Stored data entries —
begin
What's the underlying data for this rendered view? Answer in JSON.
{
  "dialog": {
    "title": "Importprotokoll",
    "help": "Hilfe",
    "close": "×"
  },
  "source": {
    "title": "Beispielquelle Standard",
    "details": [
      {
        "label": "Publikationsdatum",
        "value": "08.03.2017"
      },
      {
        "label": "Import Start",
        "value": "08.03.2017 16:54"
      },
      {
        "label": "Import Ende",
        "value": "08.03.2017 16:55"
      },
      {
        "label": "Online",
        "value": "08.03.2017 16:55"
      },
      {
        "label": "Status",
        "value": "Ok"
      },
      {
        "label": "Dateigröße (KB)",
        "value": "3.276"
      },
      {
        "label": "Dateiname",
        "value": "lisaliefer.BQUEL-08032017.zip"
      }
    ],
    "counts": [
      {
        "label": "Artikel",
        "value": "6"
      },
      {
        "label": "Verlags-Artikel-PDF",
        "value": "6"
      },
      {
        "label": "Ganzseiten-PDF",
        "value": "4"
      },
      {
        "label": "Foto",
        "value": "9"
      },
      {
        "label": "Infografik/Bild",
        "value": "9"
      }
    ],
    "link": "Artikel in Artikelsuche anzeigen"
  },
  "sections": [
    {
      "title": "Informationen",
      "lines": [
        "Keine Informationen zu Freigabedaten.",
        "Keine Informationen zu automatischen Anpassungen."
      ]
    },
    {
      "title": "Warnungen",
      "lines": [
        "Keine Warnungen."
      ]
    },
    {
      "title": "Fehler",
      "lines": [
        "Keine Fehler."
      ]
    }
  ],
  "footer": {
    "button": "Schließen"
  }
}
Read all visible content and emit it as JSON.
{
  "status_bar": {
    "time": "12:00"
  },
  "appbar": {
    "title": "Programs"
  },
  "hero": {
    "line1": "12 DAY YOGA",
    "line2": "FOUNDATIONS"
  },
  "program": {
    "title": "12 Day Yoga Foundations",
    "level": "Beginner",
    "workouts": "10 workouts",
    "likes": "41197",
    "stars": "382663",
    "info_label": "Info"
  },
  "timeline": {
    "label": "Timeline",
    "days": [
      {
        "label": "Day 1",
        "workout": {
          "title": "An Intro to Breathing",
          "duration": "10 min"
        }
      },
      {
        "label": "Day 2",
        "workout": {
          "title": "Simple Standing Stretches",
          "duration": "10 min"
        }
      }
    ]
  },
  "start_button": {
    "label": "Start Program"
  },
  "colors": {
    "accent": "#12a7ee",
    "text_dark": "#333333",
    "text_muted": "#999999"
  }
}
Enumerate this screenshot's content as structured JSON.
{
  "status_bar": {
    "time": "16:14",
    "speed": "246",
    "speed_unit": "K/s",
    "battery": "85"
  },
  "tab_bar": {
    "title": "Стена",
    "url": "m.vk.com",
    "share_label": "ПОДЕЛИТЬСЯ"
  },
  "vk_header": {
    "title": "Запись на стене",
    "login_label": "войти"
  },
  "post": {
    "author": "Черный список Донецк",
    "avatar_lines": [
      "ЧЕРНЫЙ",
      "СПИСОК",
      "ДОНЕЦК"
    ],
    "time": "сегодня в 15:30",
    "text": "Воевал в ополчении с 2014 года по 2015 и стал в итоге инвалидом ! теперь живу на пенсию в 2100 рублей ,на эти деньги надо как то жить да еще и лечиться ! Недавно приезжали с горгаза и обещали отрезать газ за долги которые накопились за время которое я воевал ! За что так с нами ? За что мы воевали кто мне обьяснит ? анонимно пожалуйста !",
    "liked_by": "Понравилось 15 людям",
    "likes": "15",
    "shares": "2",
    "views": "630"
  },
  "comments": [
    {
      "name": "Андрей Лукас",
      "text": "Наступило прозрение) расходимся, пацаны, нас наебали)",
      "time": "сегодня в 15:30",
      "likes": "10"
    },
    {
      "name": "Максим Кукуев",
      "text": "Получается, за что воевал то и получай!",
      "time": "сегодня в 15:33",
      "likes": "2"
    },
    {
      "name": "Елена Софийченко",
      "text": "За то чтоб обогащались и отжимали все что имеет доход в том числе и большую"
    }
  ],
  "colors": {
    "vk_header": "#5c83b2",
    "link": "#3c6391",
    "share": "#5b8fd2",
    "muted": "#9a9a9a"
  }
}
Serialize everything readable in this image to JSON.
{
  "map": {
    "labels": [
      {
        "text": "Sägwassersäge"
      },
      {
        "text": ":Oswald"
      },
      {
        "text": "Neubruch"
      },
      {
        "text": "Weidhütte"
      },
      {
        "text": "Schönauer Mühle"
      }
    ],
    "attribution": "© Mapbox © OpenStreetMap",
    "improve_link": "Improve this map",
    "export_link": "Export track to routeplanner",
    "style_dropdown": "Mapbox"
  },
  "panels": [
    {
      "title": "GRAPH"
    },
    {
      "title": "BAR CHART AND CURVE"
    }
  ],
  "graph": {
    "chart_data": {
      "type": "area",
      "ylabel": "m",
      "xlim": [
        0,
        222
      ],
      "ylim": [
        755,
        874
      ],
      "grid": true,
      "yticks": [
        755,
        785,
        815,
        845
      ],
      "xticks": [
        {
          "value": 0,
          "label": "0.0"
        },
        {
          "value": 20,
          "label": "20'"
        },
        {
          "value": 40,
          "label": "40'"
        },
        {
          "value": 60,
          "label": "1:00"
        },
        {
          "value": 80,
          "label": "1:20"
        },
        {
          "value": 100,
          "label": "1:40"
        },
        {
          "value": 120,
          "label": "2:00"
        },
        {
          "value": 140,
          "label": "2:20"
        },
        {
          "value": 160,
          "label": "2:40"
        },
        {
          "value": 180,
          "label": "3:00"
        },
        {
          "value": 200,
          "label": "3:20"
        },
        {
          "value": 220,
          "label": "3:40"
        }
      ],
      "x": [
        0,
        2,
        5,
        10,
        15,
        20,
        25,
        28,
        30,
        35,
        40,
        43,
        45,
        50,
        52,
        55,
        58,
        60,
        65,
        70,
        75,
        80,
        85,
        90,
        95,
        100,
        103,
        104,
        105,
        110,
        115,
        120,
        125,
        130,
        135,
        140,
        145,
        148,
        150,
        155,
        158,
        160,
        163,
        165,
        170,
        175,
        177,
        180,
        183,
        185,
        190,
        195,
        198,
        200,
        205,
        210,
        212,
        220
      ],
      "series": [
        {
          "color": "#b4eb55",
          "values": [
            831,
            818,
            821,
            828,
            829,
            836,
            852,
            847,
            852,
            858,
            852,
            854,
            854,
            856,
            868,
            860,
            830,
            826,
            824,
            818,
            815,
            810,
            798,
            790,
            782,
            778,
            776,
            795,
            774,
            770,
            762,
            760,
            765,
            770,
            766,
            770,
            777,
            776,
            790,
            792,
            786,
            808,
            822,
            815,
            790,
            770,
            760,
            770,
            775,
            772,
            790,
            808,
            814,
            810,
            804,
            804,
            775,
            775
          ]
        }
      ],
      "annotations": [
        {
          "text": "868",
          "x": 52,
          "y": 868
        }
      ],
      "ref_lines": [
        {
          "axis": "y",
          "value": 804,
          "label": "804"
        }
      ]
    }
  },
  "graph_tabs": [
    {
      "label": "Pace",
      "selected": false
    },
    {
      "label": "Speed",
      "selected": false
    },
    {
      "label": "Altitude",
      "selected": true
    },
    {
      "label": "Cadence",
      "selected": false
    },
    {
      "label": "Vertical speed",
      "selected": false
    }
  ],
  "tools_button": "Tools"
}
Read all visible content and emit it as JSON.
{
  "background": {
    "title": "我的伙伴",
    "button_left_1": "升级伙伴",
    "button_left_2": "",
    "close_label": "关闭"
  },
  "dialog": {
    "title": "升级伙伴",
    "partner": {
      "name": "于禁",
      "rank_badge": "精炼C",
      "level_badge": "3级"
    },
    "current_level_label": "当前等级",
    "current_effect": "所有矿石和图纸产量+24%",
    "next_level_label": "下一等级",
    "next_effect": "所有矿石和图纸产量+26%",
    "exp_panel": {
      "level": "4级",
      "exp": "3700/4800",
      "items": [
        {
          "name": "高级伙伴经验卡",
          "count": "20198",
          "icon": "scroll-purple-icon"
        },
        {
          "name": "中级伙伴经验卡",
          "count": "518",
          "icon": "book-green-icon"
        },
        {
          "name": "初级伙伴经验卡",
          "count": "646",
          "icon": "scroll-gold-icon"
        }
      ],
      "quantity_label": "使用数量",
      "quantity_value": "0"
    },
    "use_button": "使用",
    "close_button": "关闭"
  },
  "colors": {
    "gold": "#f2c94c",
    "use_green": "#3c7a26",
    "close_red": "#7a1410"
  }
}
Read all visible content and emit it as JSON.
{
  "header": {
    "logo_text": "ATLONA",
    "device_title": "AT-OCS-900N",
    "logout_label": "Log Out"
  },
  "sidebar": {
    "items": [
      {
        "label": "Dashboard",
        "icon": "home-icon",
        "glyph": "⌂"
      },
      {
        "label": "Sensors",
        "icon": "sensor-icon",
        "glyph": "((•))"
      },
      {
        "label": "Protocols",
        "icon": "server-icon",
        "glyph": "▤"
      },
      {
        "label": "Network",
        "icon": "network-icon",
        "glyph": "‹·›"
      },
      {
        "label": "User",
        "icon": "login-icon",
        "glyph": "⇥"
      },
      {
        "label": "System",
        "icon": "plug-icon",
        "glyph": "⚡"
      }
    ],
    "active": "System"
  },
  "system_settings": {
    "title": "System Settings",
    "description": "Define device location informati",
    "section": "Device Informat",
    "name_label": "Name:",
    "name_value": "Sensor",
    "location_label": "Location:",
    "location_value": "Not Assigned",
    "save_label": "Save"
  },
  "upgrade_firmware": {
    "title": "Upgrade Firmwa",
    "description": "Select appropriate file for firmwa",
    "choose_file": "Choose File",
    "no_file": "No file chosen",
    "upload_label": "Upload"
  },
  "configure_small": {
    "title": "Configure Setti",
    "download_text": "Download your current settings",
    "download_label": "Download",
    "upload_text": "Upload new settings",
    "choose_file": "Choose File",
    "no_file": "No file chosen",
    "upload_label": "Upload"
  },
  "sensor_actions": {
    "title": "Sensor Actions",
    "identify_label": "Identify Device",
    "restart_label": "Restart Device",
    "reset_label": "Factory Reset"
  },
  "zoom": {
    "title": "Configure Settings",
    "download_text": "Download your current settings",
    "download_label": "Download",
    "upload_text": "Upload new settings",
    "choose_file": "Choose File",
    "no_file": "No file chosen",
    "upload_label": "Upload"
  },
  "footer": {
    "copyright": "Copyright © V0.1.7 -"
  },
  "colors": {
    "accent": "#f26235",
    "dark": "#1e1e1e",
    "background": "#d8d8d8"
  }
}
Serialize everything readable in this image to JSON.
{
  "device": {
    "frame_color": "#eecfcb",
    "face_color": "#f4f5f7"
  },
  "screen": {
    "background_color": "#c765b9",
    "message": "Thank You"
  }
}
end
What this task involves — What is the number of lines in the listing that include the word "Mapbox"? Give that number and nothing else.

Answer to this problem — 2